---- Data lines

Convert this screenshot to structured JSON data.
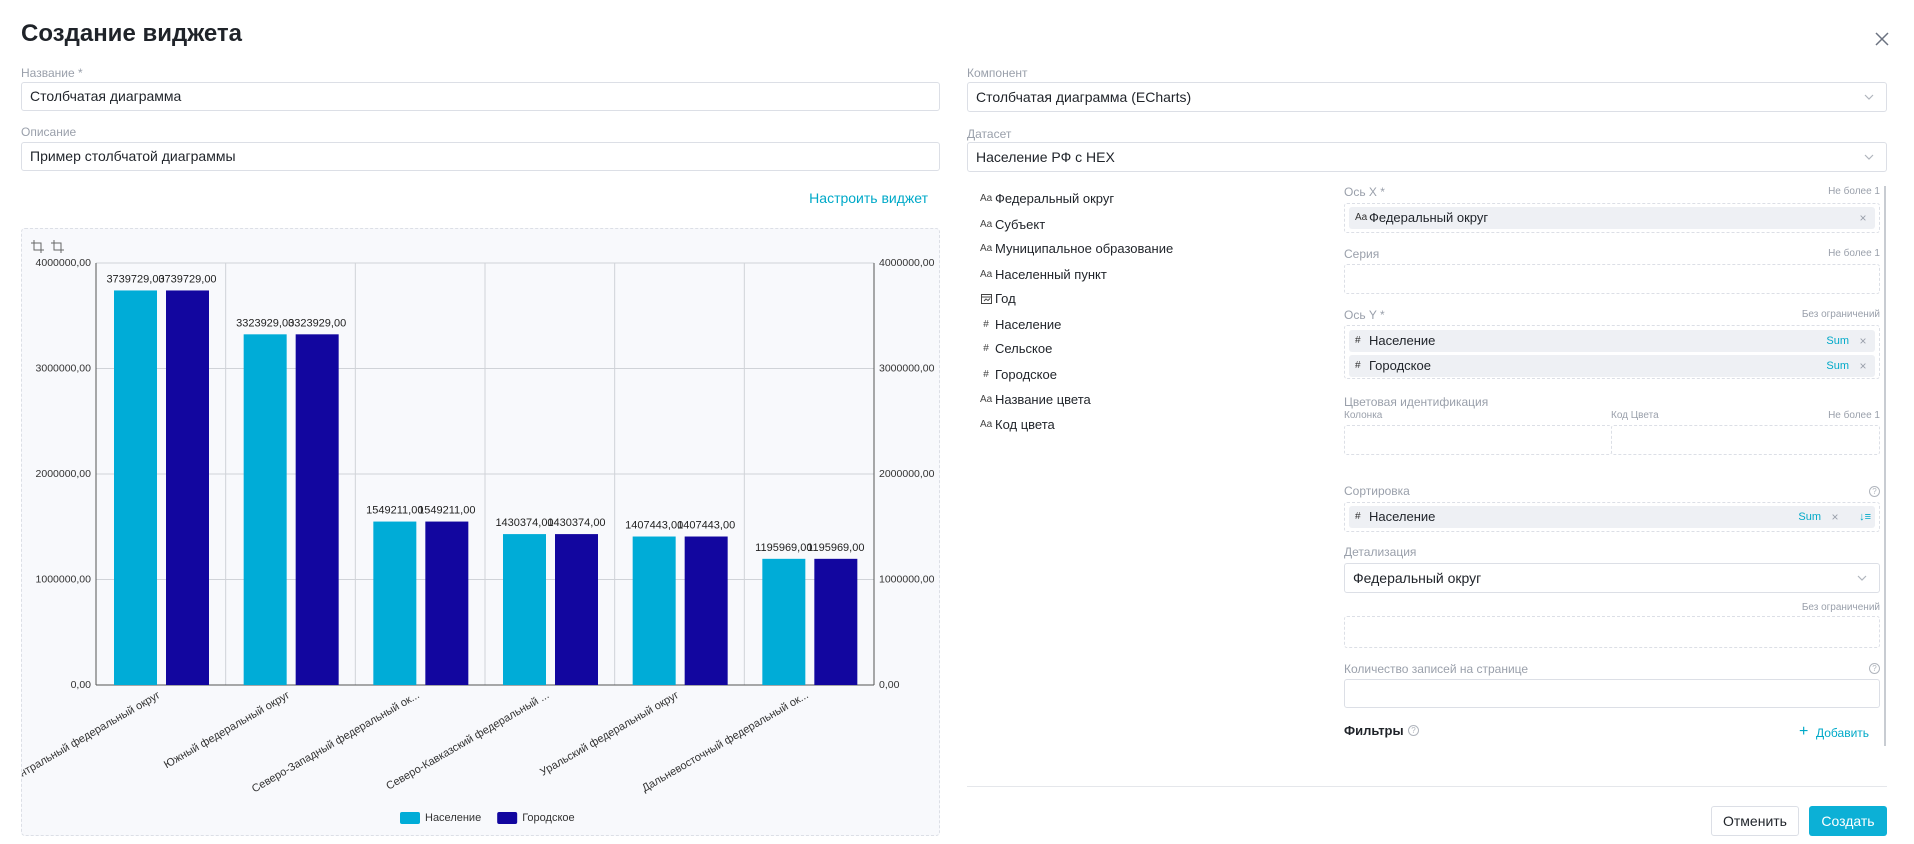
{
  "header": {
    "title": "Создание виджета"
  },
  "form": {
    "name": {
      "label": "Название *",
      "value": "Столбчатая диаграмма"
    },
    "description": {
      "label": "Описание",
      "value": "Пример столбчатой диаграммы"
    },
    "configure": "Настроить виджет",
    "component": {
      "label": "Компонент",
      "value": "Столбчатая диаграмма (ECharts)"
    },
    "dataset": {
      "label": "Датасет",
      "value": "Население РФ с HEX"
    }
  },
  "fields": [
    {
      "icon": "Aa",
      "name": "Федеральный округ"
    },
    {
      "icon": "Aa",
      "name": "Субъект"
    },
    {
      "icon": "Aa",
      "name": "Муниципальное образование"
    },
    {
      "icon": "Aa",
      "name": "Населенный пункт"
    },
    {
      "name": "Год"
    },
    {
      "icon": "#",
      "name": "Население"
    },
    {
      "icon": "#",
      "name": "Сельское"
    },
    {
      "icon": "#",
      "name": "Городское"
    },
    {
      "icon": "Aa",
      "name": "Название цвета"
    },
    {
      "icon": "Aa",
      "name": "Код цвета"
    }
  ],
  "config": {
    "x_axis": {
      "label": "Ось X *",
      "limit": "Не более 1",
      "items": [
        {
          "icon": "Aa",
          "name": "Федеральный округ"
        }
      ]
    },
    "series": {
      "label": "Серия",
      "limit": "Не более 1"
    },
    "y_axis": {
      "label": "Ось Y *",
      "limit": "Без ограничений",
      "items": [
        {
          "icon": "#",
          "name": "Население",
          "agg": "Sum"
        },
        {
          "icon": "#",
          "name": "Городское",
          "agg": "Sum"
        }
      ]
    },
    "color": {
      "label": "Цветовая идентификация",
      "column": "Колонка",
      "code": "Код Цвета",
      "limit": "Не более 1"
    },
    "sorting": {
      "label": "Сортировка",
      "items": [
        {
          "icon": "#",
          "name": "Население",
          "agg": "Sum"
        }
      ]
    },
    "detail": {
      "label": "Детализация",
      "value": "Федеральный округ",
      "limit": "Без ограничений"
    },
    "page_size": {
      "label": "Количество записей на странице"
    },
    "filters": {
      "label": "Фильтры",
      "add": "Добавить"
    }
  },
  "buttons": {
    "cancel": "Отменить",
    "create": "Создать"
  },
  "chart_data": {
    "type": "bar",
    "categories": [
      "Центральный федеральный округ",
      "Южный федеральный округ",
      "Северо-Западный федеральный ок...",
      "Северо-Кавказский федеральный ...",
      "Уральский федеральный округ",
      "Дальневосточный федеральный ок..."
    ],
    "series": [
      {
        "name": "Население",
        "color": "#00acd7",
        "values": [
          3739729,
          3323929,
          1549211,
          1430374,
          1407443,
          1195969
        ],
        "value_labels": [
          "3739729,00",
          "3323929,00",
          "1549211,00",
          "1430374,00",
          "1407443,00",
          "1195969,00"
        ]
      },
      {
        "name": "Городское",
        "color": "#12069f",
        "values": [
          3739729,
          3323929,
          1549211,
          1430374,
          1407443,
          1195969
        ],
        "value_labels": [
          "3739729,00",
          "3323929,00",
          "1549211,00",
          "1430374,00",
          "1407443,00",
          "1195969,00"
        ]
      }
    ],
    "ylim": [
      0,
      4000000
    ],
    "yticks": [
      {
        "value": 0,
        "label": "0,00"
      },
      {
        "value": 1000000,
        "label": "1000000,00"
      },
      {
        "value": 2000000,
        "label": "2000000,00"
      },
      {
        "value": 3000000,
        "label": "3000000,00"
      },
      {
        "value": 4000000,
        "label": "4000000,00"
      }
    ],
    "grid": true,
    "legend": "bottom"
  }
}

--------

[Objective]
Only the number is wanted: how many lines contain the string "Население"?

[Complete answer]
5